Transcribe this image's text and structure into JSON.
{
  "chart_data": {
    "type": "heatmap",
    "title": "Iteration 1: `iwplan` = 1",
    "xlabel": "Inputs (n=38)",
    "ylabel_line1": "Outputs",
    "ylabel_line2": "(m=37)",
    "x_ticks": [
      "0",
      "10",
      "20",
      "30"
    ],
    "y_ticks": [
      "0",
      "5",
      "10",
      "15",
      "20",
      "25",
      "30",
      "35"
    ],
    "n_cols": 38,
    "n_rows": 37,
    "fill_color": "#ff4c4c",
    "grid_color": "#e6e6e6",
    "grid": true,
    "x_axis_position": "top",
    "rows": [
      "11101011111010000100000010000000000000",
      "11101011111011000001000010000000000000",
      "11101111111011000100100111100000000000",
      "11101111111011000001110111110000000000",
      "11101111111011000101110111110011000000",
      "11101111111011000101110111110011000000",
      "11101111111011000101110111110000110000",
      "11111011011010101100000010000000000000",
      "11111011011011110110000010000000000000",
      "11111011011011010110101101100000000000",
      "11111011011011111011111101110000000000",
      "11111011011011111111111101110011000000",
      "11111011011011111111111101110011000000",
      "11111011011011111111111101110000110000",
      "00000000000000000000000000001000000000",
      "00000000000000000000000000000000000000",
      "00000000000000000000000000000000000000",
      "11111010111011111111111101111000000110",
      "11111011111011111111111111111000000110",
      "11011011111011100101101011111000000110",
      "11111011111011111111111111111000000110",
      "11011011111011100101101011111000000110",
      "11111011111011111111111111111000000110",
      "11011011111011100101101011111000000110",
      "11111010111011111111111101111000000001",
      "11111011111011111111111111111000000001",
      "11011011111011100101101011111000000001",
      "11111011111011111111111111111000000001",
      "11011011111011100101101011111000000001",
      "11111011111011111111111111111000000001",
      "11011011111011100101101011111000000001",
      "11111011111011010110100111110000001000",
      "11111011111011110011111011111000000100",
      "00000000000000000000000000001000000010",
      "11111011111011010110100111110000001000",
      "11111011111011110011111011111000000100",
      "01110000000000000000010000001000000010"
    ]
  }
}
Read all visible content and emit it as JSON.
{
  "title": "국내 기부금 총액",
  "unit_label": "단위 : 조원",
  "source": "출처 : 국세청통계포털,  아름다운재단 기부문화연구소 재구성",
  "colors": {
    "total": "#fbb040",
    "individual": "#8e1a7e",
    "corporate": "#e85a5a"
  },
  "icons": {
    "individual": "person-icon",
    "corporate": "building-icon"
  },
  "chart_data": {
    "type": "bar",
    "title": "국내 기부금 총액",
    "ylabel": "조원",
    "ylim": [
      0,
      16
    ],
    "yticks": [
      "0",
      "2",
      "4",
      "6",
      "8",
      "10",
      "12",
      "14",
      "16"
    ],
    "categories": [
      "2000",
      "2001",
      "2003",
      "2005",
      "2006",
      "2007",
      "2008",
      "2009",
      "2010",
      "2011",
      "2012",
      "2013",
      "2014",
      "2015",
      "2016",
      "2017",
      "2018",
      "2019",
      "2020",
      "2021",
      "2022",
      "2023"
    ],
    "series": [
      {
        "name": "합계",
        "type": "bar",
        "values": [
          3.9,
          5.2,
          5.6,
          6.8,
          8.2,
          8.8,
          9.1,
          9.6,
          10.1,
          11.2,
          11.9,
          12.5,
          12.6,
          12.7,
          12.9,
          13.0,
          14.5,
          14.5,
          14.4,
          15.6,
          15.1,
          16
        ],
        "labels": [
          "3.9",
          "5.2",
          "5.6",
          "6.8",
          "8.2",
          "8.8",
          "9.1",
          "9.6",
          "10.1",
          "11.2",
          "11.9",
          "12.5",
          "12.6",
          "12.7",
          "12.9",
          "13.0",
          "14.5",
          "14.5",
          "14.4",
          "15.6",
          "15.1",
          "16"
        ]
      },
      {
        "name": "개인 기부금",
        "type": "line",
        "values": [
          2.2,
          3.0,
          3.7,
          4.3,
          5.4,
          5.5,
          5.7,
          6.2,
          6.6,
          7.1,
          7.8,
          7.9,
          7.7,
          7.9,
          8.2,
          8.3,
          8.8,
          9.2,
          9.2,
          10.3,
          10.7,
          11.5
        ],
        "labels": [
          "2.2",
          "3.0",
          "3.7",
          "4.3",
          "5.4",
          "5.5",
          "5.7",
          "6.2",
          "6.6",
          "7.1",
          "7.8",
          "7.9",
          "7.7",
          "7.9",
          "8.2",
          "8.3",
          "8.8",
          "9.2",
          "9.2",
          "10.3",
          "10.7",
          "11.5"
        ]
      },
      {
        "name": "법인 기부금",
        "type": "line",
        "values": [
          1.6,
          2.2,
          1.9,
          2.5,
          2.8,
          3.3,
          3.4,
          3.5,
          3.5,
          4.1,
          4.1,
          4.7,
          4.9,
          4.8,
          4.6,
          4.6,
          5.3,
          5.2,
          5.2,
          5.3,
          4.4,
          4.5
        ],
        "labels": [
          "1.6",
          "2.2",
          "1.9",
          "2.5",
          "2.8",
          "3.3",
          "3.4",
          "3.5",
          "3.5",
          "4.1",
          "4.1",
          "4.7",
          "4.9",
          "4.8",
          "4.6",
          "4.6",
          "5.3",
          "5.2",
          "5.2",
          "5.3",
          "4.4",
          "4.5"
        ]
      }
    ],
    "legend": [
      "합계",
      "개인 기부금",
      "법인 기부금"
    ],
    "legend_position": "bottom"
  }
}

PROBLEM – Retype the records in full. Keep every line identical to the original.

CORRECT ANSWER –
Transcribe this image's text and structure into JSON.
{
  "chart_data": {
    "type": "heatmap",
    "title": "Iteration 1: `iwplan` = 1",
    "xlabel": "Inputs (n=38)",
    "ylabel_line1": "Outputs",
    "ylabel_line2": "(m=37)",
    "x_ticks": [
      "0",
      "10",
      "20",
      "30"
    ],
    "y_ticks": [
      "0",
      "5",
      "10",
      "15",
      "20",
      "25",
      "30",
      "35"
    ],
    "n_cols": 38,
    "n_rows": 37,
    "fill_color": "#ff4c4c",
    "grid_color": "#e6e6e6",
    "grid": true,
    "x_axis_position": "top",
    "rows": [
      "11101011111010000100000010000000000000",
      "11101011111011000001000010000000000000",
      "11101111111011000100100111100000000000",
      "11101111111011000001110111110000000000",
      "11101111111011000101110111110011000000",
      "11101111111011000101110111110011000000",
      "11101111111011000101110111110000110000",
      "11111011011010101100000010000000000000",
      "11111011011011110110000010000000000000",
      "11111011011011010110101101100000000000",
      "11111011011011111011111101110000000000",
      "11111011011011111111111101110011000000",
      "11111011011011111111111101110011000000",
      "11111011011011111111111101110000110000",
      "00000000000000000000000000001000000000",
      "00000000000000000000000000000000000000",
      "00000000000000000000000000000000000000",
      "11111010111011111111111101111000000110",
      "11111011111011111111111111111000000110",
      "11011011111011100101101011111000000110",
      "11111011111011111111111111111000000110",
      "11011011111011100101101011111000000110",
      "11111011111011111111111111111000000110",
      "11011011111011100101101011111000000110",
      "11111010111011111111111101111000000001",
      "11111011111011111111111111111000000001",
      "11011011111011100101101011111000000001",
      "11111011111011111111111111111000000001",
      "11011011111011100101101011111000000001",
      "11111011111011111111111111111000000001",
      "11011011111011100101101011111000000001",
      "11111011111011010110100111110000001000",
      "11111011111011110011111011111000000100",
      "00000000000000000000000000001000000010",
      "11111011111011010110100111110000001000",
      "11111011111011110011111011111000000100",
      "01110000000000000000010000001000000010"
    ]
  }
}
Read all visible content and emit it as JSON.
{
  "title": "국내 기부금 총액",
  "unit_label": "단위 : 조원",
  "source": "출처 : 국세청통계포털,  아름다운재단 기부문화연구소 재구성",
  "colors": {
    "total": "#fbb040",
    "individual": "#8e1a7e",
    "corporate": "#e85a5a"
  },
  "icons": {
    "individual": "person-icon",
    "corporate": "building-icon"
  },
  "chart_data": {
    "type": "bar",
    "title": "국내 기부금 총액",
    "ylabel": "조원",
    "ylim": [
      0,
      16
    ],
    "yticks": [
      "0",
      "2",
      "4",
      "6",
      "8",
      "10",
      "12",
      "14",
      "16"
    ],
    "categories": [
      "2000",
      "2001",
      "2003",
      "2005",
      "2006",
      "2007",
      "2008",
      "2009",
      "2010",
      "2011",
      "2012",
      "2013",
      "2014",
      "2015",
      "2016",
      "2017",
      "2018",
      "2019",
      "2020",
      "2021",
      "2022",
      "2023"
    ],
    "series": [
      {
        "name": "합계",
        "type": "bar",
        "values": [
          3.9,
          5.2,
          5.6,
          6.8,
          8.2,
          8.8,
          9.1,
          9.6,
          10.1,
          11.2,
          11.9,
          12.5,
          12.6,
          12.7,
          12.9,
          13.0,
          14.5,
          14.5,
          14.4,
          15.6,
          15.1,
          16
        ],
        "labels": [
          "3.9",
          "5.2",
          "5.6",
          "6.8",
          "8.2",
          "8.8",
          "9.1",
          "9.6",
          "10.1",
          "11.2",
          "11.9",
          "12.5",
          "12.6",
          "12.7",
          "12.9",
          "13.0",
          "14.5",
          "14.5",
          "14.4",
          "15.6",
          "15.1",
          "16"
        ]
      },
      {
        "name": "개인 기부금",
        "type": "line",
        "values": [
          2.2,
          3.0,
          3.7,
          4.3,
          5.4,
          5.5,
          5.7,
          6.2,
          6.6,
          7.1,
          7.8,
          7.9,
          7.7,
          7.9,
          8.2,
          8.3,
          8.8,
          9.2,
          9.2,
          10.3,
          10.7,
          11.5
        ],
        "labels": [
          "2.2",
          "3.0",
          "3.7",
          "4.3",
          "5.4",
          "5.5",
          "5.7",
          "6.2",
          "6.6",
          "7.1",
          "7.8",
          "7.9",
          "7.7",
          "7.9",
          "8.2",
          "8.3",
          "8.8",
          "9.2",
          "9.2",
          "10.3",
          "10.7",
          "11.5"
        ]
      },
      {
        "name": "법인 기부금",
        "type": "line",
        "values": [
          1.6,
          2.2,
          1.9,
          2.5,
          2.8,
          3.3,
          3.4,
          3.5,
          3.5,
          4.1,
          4.1,
          4.7,
          4.9,
          4.8,
          4.6,
          4.6,
          5.3,
          5.2,
          5.2,
          5.3,
          4.4,
          4.5
        ],
        "labels": [
          "1.6",
          "2.2",
          "1.9",
          "2.5",
          "2.8",
          "3.3",
          "3.4",
          "3.5",
          "3.5",
          "4.1",
          "4.1",
          "4.7",
          "4.9",
          "4.8",
          "4.6",
          "4.6",
          "5.3",
          "5.2",
          "5.2",
          "5.3",
          "4.4",
          "4.5"
        ]
      }
    ],
    "legend": [
      "합계",
      "개인 기부금",
      "법인 기부금"
    ],
    "legend_position": "bottom"
  }
}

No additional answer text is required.